[PROBLEM DETAILS]: Can you output the material exactly as written, minus any pictures it holds?

=== RECORDS SUPPLIED ===

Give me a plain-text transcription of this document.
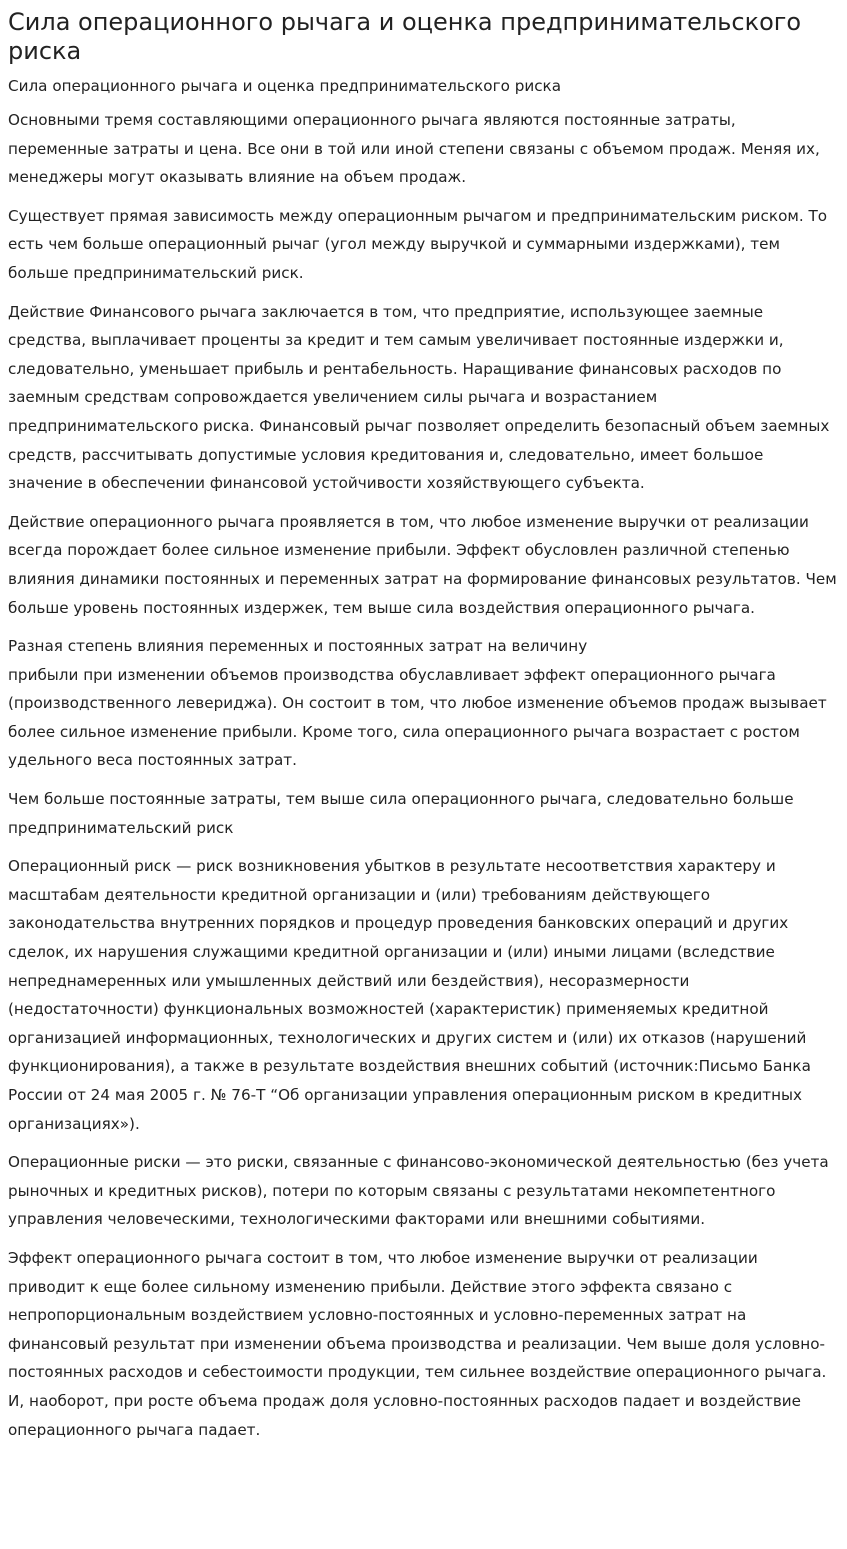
Сила операционного рычага и оценка предпринимательского риска

Сила операционного рычага и оценка предпринимательского риска

Основными тремя составляющими операционного рычага являются постоянные затраты, переменные затраты и цена. Все они в той или иной степени связаны с объемом продаж. Меняя их, менеджеры могут оказывать влияние на объем продаж.

Существует прямая зависимость между операционным рычагом и предпринимательским риском. То есть чем больше операционный рычаг (угол между выручкой и суммарными издержками), тем больше предпринимательский риск.

Действие Финансового рычага заключается в том, что предприятие, использующее заемные средства, выплачивает проценты за кредит и тем самым увеличивает постоянные издержки и, следовательно, уменьшает прибыль и рентабельность. Наращивание финансовых расходов по заемным средствам сопровождается увеличением силы рычага и возрастанием предпринимательского риска. Финансовый рычаг позволяет определить безопасный объем заемных средств, рассчитывать допустимые условия кредитования и, следовательно, имеет большое значение в обеспечении финансовой устойчивости хозяйствующего субъекта.

Действие операционного рычага проявляется в том, что любое изменение выручки от реализации всегда порождает более сильное изменение прибыли. Эффект обусловлен различной степенью влияния динамики постоянных и переменных затрат на формирование финансовых результатов. Чем больше уровень постоянных издержек, тем выше сила воздействия операционного рычага.

Разная степень влияния переменных и постоянных затрат на величину
прибыли при изменении объемов производства обуславливает эффект операционного рычага (производственного левериджа). Он состоит в том, что любое изменение объемов продаж вызывает более сильное изменение прибыли. Кроме того, сила операционного рычага возрастает с ростом удельного веса постоянных затрат.

Чем больше постоянные затраты, тем выше сила операционного рычага, следовательно больше предпринимательский риск

Операционный риск — риск возникновения убытков в результате несоответствия характеру и масштабам деятельности кредитной организации и (или) требованиям действующего законодательства внутренних порядков и процедур проведения банковских операций и других сделок, их нарушения служащими кредитной организации и (или) иными лицами (вследствие непреднамеренных или умышленных действий или бездействия), несоразмерности (недостаточности) функциональных возможностей (характеристик) применяемых кредитной организацией информационных, технологических и других систем и (или) их отказов (нарушений функционирования), а также в результате воздействия внешних событий (источник:Письмо Банка России от 24 мая 2005 г. № 76-Т “Об организации управления операционным риском в кредитных организациях»).

Операционные риски — это риски, связанные с финансово-экономической деятельностью (без учета рыночных и кредитных рисков), потери по которым связаны с результатами некомпетентного управления человеческими, технологическими факторами или внешними событиями.

Эффект операционного рычага состоит в том, что любое изменение выручки от реализации приводит к еще более сильному изменению прибыли. Действие этого эффекта связано с непропорциональным воздействием условно-постоянных и условно-переменных затрат на финансовый результат при изменении объема производства и реализации. Чем выше доля условно-постоянных расходов и себестоимости продукции, тем сильнее воздействие операционного рычага. И, наоборот, при росте объема продаж доля условно-постоянных расходов падает и воздействие операционного рычага падает.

===

[FINISHED EXERCISE]:
Give me a plain-text transcription of this document.
Сила операционного рычага и оценка предпринимательского риска

Сила операционного рычага и оценка предпринимательского риска

Основными тремя составляющими операционного рычага являются постоянные затраты, переменные затраты и цена. Все они в той или иной степени связаны с объемом продаж. Меняя их, менеджеры могут оказывать влияние на объем продаж.

Существует прямая зависимость между операционным рычагом и предпринимательским риском. То есть чем больше операционный рычаг (угол между выручкой и суммарными издержками), тем больше предпринимательский риск.

Действие Финансового рычага заключается в том, что предприятие, использующее заемные средства, выплачивает проценты за кредит и тем самым увеличивает постоянные издержки и, следовательно, уменьшает прибыль и рентабельность. Наращивание финансовых расходов по заемным средствам сопровождается увеличением силы рычага и возрастанием предпринимательского риска. Финансовый рычаг позволяет определить безопасный объем заемных средств, рассчитывать допустимые условия кредитования и, следовательно, имеет большое значение в обеспечении финансовой устойчивости хозяйствующего субъекта.

Действие операционного рычага проявляется в том, что любое изменение выручки от реализации всегда порождает более сильное изменение прибыли. Эффект обусловлен различной степенью влияния динамики постоянных и переменных затрат на формирование финансовых результатов. Чем больше уровень постоянных издержек, тем выше сила воздействия операционного рычага.

Разная степень влияния переменных и постоянных затрат на величину
прибыли при изменении объемов производства обуславливает эффект операционного рычага (производственного левериджа). Он состоит в том, что любое изменение объемов продаж вызывает более сильное изменение прибыли. Кроме того, сила операционного рычага возрастает с ростом удельного веса постоянных затрат.

Чем больше постоянные затраты, тем выше сила операционного рычага, следовательно больше предпринимательский риск

Операционный риск — риск возникновения убытков в результате несоответствия характеру и масштабам деятельности кредитной организации и (или) требованиям действующего законодательства внутренних порядков и процедур проведения банковских операций и других сделок, их нарушения служащими кредитной организации и (или) иными лицами (вследствие непреднамеренных или умышленных действий или бездействия), несоразмерности (недостаточности) функциональных возможностей (характеристик) применяемых кредитной организацией информационных, технологических и других систем и (или) их отказов (нарушений функционирования), а также в результате воздействия внешних событий (источник:Письмо Банка России от 24 мая 2005 г. № 76-Т “Об организации управления операционным риском в кредитных организациях»).

Операционные риски — это риски, связанные с финансово-экономической деятельностью (без учета рыночных и кредитных рисков), потери по которым связаны с результатами некомпетентного управления человеческими, технологическими факторами или внешними событиями.

Эффект операционного рычага состоит в том, что любое изменение выручки от реализации приводит к еще более сильному изменению прибыли. Действие этого эффекта связано с непропорциональным воздействием условно-постоянных и условно-переменных затрат на финансовый результат при изменении объема производства и реализации. Чем выше доля условно-постоянных расходов и себестоимости продукции, тем сильнее воздействие операционного рычага. И, наоборот, при росте объема продаж доля условно-постоянных расходов падает и воздействие операционного рычага падает.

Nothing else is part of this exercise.